• GIVEN EXERCISE:
Would you extract the whole listing below and retype it exactly?

[Collected data entries]
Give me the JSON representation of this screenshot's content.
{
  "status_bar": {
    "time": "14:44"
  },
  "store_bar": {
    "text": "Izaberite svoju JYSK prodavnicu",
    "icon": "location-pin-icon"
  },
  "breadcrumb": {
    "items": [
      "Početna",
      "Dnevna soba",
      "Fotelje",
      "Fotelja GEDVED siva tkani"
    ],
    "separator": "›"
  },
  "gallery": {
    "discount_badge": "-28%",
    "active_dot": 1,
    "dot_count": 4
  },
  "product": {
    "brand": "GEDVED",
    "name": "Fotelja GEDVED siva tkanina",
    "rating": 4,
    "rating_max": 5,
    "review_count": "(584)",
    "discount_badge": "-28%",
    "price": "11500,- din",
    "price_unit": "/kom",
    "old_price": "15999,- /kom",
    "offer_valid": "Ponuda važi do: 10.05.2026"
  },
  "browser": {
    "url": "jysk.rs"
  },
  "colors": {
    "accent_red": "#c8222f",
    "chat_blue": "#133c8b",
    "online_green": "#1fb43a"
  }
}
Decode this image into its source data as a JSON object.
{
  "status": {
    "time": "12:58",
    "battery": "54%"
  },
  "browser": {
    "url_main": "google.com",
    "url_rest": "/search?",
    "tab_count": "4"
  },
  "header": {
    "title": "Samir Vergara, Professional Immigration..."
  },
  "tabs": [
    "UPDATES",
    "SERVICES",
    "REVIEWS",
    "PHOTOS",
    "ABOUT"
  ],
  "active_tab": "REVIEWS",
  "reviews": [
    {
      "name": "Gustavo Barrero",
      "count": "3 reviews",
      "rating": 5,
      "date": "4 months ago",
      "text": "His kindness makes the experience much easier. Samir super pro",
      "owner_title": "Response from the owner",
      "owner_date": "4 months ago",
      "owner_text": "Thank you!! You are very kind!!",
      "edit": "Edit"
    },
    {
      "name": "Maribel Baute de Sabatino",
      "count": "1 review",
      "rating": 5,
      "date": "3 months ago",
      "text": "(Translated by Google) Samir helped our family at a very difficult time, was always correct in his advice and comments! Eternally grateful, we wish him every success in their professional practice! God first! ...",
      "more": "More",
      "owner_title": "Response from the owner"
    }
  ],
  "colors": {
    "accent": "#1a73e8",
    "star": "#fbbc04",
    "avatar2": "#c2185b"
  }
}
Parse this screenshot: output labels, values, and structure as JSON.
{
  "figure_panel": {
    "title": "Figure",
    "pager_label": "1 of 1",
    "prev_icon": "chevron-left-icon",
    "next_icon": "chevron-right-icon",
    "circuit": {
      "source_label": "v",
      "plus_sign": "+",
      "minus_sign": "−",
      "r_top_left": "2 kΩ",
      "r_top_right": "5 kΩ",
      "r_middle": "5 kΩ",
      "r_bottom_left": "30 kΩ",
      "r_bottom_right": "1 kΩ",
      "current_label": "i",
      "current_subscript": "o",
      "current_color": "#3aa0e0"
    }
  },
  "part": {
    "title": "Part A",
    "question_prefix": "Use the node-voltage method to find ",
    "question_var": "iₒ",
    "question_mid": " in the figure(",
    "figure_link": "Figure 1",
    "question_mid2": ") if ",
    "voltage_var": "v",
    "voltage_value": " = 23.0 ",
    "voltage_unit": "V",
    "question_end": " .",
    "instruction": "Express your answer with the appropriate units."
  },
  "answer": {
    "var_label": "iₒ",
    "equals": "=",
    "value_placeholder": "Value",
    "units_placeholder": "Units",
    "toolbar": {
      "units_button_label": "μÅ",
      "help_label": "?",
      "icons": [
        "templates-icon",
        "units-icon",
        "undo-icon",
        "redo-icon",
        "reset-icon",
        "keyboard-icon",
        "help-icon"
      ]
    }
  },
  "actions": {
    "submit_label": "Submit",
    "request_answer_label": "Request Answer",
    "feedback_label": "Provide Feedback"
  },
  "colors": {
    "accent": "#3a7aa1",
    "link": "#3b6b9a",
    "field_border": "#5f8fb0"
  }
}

• ANSWER:
Give me the JSON representation of this screenshot's content.
{
  "status_bar": {
    "time": "14:44"
  },
  "store_bar": {
    "text": "Izaberite svoju JYSK prodavnicu",
    "icon": "location-pin-icon"
  },
  "breadcrumb": {
    "items": [
      "Početna",
      "Dnevna soba",
      "Fotelje",
      "Fotelja GEDVED siva tkani"
    ],
    "separator": "›"
  },
  "gallery": {
    "discount_badge": "-28%",
    "active_dot": 1,
    "dot_count": 4
  },
  "product": {
    "brand": "GEDVED",
    "name": "Fotelja GEDVED siva tkanina",
    "rating": 4,
    "rating_max": 5,
    "review_count": "(584)",
    "discount_badge": "-28%",
    "price": "11500,- din",
    "price_unit": "/kom",
    "old_price": "15999,- /kom",
    "offer_valid": "Ponuda važi do: 10.05.2026"
  },
  "browser": {
    "url": "jysk.rs"
  },
  "colors": {
    "accent_red": "#c8222f",
    "chat_blue": "#133c8b",
    "online_green": "#1fb43a"
  }
}
Decode this image into its source data as a JSON object.
{
  "status": {
    "time": "12:58",
    "battery": "54%"
  },
  "browser": {
    "url_main": "google.com",
    "url_rest": "/search?",
    "tab_count": "4"
  },
  "header": {
    "title": "Samir Vergara, Professional Immigration..."
  },
  "tabs": [
    "UPDATES",
    "SERVICES",
    "REVIEWS",
    "PHOTOS",
    "ABOUT"
  ],
  "active_tab": "REVIEWS",
  "reviews": [
    {
      "name": "Gustavo Barrero",
      "count": "3 reviews",
      "rating": 5,
      "date": "4 months ago",
      "text": "His kindness makes the experience much easier. Samir super pro",
      "owner_title": "Response from the owner",
      "owner_date": "4 months ago",
      "owner_text": "Thank you!! You are very kind!!",
      "edit": "Edit"
    },
    {
      "name": "Maribel Baute de Sabatino",
      "count": "1 review",
      "rating": 5,
      "date": "3 months ago",
      "text": "(Translated by Google) Samir helped our family at a very difficult time, was always correct in his advice and comments! Eternally grateful, we wish him every success in their professional practice! God first! ...",
      "more": "More",
      "owner_title": "Response from the owner"
    }
  ],
  "colors": {
    "accent": "#1a73e8",
    "star": "#fbbc04",
    "avatar2": "#c2185b"
  }
}
Parse this screenshot: output labels, values, and structure as JSON.
{
  "figure_panel": {
    "title": "Figure",
    "pager_label": "1 of 1",
    "prev_icon": "chevron-left-icon",
    "next_icon": "chevron-right-icon",
    "circuit": {
      "source_label": "v",
      "plus_sign": "+",
      "minus_sign": "−",
      "r_top_left": "2 kΩ",
      "r_top_right": "5 kΩ",
      "r_middle": "5 kΩ",
      "r_bottom_left": "30 kΩ",
      "r_bottom_right": "1 kΩ",
      "current_label": "i",
      "current_subscript": "o",
      "current_color": "#3aa0e0"
    }
  },
  "part": {
    "title": "Part A",
    "question_prefix": "Use the node-voltage method to find ",
    "question_var": "iₒ",
    "question_mid": " in the figure(",
    "figure_link": "Figure 1",
    "question_mid2": ") if ",
    "voltage_var": "v",
    "voltage_value": " = 23.0 ",
    "voltage_unit": "V",
    "question_end": " .",
    "instruction": "Express your answer with the appropriate units."
  },
  "answer": {
    "var_label": "iₒ",
    "equals": "=",
    "value_placeholder": "Value",
    "units_placeholder": "Units",
    "toolbar": {
      "units_button_label": "μÅ",
      "help_label": "?",
      "icons": [
        "templates-icon",
        "units-icon",
        "undo-icon",
        "redo-icon",
        "reset-icon",
        "keyboard-icon",
        "help-icon"
      ]
    }
  },
  "actions": {
    "submit_label": "Submit",
    "request_answer_label": "Request Answer",
    "feedback_label": "Provide Feedback"
  },
  "colors": {
    "accent": "#3a7aa1",
    "link": "#3b6b9a",
    "field_border": "#5f8fb0"
  }
}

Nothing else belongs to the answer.